» **Data shown**
........
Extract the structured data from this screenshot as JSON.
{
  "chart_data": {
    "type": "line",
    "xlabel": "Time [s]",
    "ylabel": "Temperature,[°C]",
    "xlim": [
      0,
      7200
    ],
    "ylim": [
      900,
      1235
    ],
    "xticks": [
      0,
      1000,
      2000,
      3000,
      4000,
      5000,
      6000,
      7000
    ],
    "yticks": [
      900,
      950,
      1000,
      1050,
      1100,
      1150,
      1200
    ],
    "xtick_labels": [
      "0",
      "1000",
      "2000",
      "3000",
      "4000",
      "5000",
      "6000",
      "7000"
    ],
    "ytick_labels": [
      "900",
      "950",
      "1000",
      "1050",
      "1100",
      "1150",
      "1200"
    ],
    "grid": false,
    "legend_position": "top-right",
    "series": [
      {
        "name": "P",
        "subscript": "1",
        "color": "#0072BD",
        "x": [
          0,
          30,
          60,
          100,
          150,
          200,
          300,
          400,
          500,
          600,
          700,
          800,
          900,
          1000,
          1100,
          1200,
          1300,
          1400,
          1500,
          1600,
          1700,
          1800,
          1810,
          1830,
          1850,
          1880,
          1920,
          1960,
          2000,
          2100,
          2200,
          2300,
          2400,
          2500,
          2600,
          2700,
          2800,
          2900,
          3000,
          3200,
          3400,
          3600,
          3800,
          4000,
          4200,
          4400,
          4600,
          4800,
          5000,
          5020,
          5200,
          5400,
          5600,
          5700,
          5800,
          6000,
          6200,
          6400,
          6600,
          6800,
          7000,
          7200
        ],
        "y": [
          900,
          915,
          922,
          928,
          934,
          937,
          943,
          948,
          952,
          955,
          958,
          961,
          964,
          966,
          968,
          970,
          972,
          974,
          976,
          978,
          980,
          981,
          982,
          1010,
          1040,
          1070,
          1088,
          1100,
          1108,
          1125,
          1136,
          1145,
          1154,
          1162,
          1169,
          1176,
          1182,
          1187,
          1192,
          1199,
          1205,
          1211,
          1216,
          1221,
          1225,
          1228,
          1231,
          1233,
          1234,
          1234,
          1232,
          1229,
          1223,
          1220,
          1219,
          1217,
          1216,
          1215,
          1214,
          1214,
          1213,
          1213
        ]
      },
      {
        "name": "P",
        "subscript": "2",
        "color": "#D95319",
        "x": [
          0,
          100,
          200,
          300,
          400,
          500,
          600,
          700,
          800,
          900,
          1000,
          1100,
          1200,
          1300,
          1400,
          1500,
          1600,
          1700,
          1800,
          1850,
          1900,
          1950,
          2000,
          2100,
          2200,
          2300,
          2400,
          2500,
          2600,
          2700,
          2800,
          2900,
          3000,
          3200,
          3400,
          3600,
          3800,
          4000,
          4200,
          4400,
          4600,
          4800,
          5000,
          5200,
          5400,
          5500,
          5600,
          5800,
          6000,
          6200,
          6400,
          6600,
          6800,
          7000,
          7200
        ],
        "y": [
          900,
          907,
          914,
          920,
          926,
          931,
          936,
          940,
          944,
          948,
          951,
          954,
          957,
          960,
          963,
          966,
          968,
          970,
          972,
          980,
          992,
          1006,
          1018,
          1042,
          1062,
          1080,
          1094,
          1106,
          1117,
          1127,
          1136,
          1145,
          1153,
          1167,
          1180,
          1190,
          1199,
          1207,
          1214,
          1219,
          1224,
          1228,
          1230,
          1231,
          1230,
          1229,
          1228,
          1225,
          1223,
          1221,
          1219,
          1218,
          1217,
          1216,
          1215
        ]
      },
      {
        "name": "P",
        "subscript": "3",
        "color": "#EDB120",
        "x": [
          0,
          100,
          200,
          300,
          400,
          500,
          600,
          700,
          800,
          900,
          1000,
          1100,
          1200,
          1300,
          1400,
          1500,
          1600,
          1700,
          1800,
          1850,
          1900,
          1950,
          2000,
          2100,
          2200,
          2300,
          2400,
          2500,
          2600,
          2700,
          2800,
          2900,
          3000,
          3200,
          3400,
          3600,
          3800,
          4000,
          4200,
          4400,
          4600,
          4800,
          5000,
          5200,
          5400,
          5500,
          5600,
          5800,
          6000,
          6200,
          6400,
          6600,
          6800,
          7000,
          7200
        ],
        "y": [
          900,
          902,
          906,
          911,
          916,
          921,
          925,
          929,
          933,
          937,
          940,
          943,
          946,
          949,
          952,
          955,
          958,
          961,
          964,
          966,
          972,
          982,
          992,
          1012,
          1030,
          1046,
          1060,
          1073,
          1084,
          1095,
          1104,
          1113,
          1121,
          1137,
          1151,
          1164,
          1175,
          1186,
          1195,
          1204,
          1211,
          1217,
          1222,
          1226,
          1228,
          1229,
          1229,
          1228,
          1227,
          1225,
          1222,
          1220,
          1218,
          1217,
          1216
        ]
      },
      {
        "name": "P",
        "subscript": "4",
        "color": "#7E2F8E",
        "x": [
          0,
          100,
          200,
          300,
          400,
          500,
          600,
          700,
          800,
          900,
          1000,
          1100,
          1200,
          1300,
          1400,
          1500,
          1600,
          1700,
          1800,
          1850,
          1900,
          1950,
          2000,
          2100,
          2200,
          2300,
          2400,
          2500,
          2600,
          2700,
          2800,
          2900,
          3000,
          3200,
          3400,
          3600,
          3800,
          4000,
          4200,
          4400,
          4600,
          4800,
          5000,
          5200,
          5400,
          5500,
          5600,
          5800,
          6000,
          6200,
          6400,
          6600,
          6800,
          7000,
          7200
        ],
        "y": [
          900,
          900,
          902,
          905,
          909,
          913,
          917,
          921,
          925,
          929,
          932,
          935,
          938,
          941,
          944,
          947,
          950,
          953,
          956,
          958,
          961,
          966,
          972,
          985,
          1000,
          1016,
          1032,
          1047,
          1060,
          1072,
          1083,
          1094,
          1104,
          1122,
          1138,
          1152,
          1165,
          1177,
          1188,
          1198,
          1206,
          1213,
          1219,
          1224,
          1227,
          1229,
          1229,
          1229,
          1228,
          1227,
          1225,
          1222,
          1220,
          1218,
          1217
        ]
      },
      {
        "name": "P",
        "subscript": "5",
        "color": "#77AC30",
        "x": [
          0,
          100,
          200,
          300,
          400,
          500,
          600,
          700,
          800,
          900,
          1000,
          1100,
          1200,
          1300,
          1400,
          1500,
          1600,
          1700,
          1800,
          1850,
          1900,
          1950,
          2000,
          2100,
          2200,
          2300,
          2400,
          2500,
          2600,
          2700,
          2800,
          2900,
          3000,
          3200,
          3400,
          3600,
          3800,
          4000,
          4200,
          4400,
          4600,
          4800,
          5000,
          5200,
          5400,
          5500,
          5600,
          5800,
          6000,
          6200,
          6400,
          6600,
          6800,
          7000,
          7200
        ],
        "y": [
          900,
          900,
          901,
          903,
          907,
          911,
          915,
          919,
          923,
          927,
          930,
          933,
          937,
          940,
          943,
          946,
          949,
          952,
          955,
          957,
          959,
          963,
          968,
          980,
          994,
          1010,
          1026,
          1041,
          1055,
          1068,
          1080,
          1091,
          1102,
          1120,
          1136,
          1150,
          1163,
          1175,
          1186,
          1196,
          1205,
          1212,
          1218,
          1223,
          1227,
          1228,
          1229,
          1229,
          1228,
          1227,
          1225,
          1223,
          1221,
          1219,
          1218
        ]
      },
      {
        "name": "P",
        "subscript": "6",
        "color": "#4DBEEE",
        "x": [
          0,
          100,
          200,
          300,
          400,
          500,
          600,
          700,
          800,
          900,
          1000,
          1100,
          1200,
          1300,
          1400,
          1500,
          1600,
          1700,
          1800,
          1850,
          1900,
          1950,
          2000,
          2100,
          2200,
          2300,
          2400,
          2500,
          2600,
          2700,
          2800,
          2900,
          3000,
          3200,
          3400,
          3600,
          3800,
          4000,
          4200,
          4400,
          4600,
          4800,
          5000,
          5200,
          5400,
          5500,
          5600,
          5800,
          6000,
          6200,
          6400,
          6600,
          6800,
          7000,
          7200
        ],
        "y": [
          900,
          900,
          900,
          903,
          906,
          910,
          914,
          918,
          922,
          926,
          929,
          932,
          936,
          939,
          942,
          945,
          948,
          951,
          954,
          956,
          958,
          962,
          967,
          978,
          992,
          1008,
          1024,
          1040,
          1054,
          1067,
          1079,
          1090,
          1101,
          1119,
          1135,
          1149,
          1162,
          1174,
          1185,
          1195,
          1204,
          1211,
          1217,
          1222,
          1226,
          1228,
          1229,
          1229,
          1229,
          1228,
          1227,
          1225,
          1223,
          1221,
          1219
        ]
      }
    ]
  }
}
........
» **Objective**
In the records above, locate every line with the string "color" and copy it.

» **Task solution**
        "color": "#0072BD",
        "color": "#D95319",
        "color": "#EDB120",
        "color": "#7E2F8E",
        "color": "#77AC30",
        "color": "#4DBEEE",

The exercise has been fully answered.